Among the lines below, list those containing the string "state".

==========

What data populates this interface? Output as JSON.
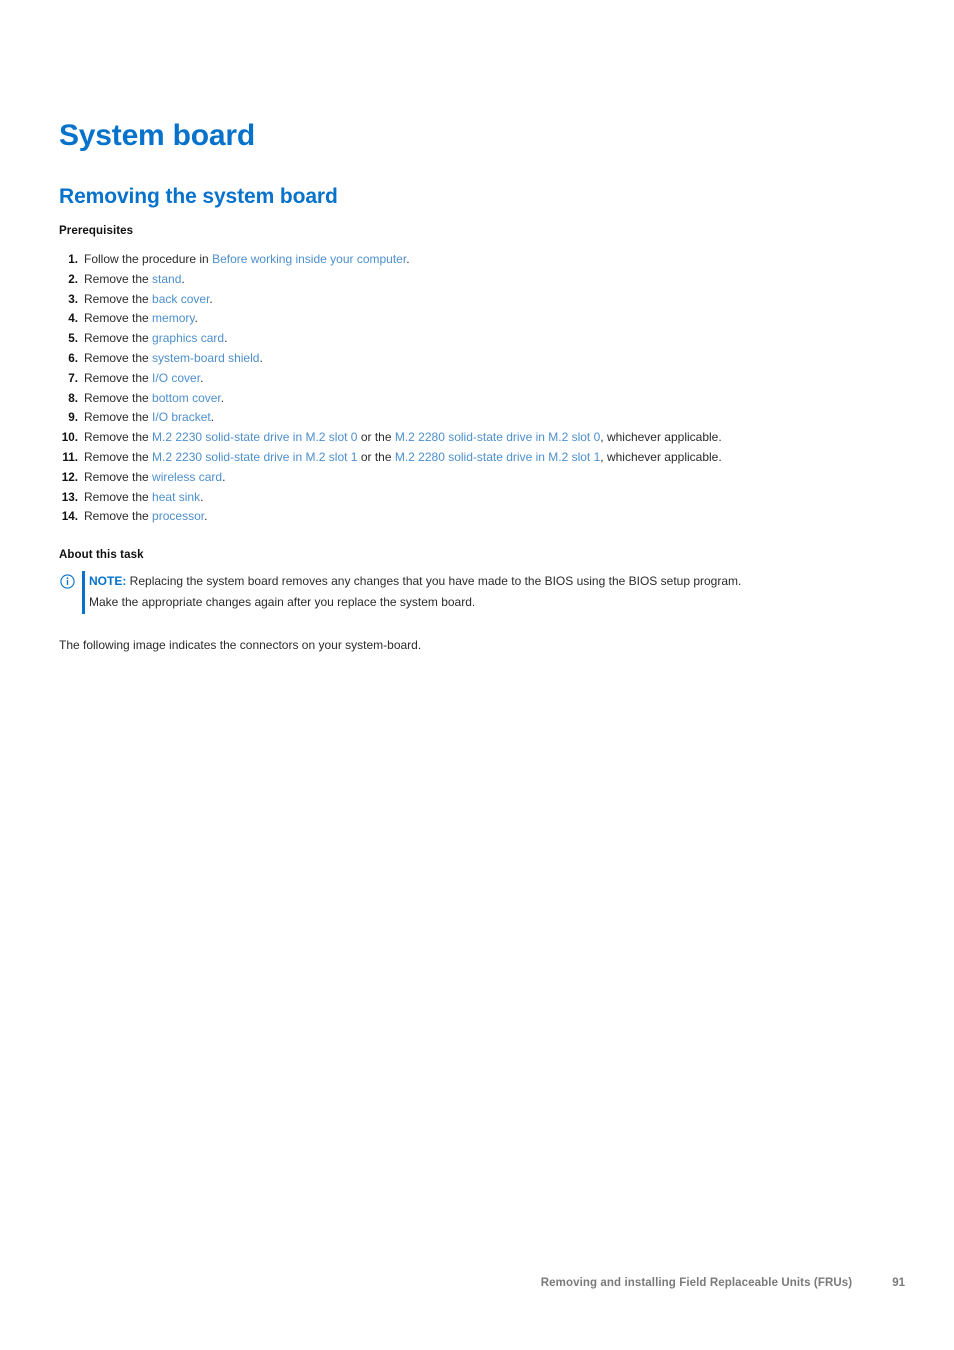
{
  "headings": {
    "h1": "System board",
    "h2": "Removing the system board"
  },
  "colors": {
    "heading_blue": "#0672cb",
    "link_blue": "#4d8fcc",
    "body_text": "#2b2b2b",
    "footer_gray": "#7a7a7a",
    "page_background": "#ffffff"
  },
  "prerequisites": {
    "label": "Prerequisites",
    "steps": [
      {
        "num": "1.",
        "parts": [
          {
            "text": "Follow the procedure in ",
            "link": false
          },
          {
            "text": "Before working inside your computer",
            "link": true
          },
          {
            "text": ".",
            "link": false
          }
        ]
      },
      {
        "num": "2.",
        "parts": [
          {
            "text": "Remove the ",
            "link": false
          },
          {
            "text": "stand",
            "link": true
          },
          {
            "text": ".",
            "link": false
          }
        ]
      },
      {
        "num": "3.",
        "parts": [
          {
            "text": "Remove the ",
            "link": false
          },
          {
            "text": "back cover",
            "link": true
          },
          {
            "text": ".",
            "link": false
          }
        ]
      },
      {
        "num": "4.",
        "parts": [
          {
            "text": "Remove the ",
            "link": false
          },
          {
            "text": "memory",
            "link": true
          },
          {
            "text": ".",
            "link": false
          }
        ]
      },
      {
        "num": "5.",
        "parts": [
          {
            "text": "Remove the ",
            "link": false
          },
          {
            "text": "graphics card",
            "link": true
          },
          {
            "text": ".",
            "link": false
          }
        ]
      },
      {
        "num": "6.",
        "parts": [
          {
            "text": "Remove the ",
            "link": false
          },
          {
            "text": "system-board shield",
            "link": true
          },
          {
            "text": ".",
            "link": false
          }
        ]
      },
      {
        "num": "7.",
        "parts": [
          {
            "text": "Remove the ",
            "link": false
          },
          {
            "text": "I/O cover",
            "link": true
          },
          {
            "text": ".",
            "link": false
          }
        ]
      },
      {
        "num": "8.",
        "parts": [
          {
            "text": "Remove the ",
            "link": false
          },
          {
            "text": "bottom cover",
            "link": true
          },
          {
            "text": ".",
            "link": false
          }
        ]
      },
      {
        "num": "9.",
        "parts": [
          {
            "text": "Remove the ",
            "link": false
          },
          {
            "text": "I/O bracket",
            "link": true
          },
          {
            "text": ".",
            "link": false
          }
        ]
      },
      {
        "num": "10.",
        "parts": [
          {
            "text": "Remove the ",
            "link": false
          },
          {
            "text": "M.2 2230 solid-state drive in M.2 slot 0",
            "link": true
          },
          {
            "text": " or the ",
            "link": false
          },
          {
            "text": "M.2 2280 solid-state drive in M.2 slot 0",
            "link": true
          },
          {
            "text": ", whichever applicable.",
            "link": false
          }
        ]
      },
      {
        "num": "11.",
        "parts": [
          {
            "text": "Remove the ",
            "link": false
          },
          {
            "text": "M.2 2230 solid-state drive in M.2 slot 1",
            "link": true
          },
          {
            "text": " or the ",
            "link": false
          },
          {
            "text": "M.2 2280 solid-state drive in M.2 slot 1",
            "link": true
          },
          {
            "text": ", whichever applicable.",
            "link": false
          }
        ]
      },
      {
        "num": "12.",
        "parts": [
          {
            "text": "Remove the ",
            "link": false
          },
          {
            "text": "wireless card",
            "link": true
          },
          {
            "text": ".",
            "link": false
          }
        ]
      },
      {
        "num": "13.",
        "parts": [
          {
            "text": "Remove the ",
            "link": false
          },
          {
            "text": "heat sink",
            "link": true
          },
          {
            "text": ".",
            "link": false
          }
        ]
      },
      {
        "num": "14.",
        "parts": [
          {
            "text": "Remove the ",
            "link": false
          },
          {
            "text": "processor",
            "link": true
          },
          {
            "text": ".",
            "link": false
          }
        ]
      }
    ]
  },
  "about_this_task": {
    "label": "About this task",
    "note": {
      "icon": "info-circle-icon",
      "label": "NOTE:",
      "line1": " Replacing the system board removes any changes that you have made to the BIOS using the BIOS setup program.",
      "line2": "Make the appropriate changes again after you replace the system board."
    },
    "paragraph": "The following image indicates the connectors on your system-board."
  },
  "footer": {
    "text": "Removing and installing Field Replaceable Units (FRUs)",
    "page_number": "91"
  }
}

==========

#### WRITTEN RESPONSE
            "text": "M.2 2230 solid-state drive in M.2 slot 0",
            "text": "M.2 2280 solid-state drive in M.2 slot 0",
            "text": "M.2 2230 solid-state drive in M.2 slot 1",
            "text": "M.2 2280 solid-state drive in M.2 slot 1",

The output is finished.